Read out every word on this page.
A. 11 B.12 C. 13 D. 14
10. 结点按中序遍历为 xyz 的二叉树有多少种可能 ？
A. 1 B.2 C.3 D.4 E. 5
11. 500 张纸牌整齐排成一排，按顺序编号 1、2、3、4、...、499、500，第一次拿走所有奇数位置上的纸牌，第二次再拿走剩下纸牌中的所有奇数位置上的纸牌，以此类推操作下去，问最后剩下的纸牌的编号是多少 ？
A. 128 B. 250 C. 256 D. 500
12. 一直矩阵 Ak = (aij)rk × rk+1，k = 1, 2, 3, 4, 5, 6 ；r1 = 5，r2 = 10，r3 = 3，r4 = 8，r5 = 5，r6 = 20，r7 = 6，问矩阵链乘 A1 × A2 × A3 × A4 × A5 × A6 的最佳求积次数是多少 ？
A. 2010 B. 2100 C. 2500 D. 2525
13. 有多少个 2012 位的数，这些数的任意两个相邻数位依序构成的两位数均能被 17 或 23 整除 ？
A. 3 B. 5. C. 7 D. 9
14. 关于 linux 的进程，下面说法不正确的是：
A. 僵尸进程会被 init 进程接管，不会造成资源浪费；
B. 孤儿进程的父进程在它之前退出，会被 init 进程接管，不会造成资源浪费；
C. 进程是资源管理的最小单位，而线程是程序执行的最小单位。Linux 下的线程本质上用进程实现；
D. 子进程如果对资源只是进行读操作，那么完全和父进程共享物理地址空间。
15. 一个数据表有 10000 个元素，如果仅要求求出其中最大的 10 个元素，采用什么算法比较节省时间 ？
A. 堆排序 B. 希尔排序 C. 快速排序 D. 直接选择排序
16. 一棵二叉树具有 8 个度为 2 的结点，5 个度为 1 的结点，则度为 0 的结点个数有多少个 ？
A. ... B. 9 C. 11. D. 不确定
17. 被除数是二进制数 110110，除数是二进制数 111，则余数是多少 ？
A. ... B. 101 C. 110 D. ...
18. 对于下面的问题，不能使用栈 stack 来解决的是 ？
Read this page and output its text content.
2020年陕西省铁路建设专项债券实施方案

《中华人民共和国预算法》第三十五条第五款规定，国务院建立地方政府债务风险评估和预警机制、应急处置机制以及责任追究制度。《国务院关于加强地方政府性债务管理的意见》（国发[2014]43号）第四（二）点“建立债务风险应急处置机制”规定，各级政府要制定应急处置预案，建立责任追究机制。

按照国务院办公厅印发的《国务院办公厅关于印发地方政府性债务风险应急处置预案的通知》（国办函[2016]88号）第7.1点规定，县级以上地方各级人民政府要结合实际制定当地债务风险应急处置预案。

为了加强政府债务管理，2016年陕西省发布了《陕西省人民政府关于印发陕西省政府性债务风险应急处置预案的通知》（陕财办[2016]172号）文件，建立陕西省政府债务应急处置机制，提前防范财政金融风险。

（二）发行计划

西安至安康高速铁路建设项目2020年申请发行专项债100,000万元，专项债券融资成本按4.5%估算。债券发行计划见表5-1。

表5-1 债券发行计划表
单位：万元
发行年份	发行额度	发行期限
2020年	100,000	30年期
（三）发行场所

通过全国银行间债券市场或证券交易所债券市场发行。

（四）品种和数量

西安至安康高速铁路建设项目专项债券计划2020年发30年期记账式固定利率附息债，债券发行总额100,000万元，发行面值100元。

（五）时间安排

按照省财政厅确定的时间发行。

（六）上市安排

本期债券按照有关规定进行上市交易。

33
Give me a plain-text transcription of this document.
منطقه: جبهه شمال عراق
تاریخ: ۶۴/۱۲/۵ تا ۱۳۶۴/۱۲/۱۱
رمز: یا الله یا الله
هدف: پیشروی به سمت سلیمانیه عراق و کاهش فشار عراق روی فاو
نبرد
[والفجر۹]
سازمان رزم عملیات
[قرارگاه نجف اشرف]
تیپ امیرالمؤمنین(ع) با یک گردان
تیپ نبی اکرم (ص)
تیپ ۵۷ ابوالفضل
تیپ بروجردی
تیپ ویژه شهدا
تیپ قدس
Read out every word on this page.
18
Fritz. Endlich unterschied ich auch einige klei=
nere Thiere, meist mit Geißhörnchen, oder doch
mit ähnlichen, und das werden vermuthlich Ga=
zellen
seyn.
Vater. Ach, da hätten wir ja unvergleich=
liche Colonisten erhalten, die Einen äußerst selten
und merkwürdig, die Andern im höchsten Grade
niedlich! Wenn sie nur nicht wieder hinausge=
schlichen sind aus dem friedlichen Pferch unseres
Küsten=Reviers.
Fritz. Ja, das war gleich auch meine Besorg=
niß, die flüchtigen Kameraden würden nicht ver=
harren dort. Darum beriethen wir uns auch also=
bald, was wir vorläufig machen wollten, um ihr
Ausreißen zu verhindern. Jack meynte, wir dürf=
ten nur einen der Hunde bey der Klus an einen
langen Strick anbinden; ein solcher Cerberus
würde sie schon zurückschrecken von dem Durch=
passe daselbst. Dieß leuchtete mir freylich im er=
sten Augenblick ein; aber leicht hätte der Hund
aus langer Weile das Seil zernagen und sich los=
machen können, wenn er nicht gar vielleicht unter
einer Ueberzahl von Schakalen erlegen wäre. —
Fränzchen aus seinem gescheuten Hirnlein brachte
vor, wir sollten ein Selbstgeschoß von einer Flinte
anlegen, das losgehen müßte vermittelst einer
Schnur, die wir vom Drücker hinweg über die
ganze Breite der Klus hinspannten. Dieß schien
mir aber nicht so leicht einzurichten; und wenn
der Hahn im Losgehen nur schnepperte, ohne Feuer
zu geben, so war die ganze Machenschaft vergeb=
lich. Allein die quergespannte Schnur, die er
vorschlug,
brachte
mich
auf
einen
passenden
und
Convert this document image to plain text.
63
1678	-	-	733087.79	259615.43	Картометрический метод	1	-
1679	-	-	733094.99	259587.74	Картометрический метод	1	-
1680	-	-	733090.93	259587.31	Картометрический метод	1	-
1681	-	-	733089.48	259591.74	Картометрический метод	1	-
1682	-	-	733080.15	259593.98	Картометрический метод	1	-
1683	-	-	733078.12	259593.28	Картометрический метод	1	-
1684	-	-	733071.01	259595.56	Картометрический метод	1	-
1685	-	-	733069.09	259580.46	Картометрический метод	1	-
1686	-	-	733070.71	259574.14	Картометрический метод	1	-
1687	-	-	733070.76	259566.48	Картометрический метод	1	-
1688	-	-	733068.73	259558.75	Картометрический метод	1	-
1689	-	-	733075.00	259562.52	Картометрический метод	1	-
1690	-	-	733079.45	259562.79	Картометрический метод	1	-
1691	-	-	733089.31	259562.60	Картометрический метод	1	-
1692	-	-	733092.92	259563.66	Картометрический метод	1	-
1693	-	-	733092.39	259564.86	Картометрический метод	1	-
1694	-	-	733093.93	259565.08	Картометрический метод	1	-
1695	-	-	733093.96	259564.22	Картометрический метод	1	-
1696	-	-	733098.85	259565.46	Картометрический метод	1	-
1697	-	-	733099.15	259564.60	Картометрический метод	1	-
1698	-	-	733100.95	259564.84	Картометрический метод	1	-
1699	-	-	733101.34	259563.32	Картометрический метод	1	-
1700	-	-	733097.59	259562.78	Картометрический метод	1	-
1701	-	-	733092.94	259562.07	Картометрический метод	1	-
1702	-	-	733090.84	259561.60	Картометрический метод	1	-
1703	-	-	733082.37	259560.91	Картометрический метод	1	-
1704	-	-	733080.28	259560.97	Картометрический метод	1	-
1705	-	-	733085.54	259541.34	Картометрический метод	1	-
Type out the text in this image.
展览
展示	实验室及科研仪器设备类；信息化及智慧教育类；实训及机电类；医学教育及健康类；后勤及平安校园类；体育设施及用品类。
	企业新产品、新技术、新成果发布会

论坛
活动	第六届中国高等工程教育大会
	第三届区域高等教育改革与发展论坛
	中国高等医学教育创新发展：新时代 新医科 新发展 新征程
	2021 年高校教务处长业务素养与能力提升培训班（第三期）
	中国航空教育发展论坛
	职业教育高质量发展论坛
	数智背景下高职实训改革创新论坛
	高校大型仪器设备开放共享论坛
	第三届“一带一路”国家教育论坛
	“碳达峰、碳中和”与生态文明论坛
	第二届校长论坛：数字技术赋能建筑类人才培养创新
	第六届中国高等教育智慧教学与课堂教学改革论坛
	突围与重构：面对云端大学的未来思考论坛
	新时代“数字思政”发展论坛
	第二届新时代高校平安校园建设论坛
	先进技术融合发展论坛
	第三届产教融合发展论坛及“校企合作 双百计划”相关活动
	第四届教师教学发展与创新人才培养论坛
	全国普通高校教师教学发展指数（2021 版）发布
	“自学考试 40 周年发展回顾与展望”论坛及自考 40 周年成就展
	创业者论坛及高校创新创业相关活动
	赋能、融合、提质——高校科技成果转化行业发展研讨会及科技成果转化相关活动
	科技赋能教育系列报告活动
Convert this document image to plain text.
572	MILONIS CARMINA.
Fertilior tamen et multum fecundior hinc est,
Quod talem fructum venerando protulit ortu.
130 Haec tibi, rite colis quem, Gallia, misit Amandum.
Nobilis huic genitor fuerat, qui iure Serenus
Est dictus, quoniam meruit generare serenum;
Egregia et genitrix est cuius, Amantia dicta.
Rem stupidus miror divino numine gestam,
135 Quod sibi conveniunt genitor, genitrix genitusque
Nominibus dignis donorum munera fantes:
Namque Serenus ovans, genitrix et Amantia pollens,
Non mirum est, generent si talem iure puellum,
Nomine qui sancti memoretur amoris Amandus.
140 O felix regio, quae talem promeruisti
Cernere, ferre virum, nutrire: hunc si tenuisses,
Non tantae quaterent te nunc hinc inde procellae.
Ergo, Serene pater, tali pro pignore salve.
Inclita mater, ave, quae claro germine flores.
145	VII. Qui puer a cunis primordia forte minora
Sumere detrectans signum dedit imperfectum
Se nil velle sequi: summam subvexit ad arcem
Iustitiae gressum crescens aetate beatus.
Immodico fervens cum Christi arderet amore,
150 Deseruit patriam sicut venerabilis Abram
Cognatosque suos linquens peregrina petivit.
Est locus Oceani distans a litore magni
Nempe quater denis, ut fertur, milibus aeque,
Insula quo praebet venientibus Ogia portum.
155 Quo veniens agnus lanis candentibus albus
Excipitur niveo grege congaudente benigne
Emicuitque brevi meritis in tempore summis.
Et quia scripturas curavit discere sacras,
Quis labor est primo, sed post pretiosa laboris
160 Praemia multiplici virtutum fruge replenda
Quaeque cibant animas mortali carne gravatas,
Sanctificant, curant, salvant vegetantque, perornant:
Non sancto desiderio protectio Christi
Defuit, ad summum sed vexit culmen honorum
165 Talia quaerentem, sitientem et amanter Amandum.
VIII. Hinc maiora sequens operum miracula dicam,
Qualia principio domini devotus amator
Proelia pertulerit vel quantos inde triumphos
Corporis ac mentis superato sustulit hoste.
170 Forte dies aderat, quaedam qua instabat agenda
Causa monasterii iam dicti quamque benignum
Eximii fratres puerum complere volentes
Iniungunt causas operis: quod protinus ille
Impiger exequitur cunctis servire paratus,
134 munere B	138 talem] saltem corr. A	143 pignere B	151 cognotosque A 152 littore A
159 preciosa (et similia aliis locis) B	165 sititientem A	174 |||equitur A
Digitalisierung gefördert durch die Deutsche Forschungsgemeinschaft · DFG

**Aim of the task:**
In the entries above, some lines may contain the string "text"; report how many, without additional comment.

**Solved problem:**
5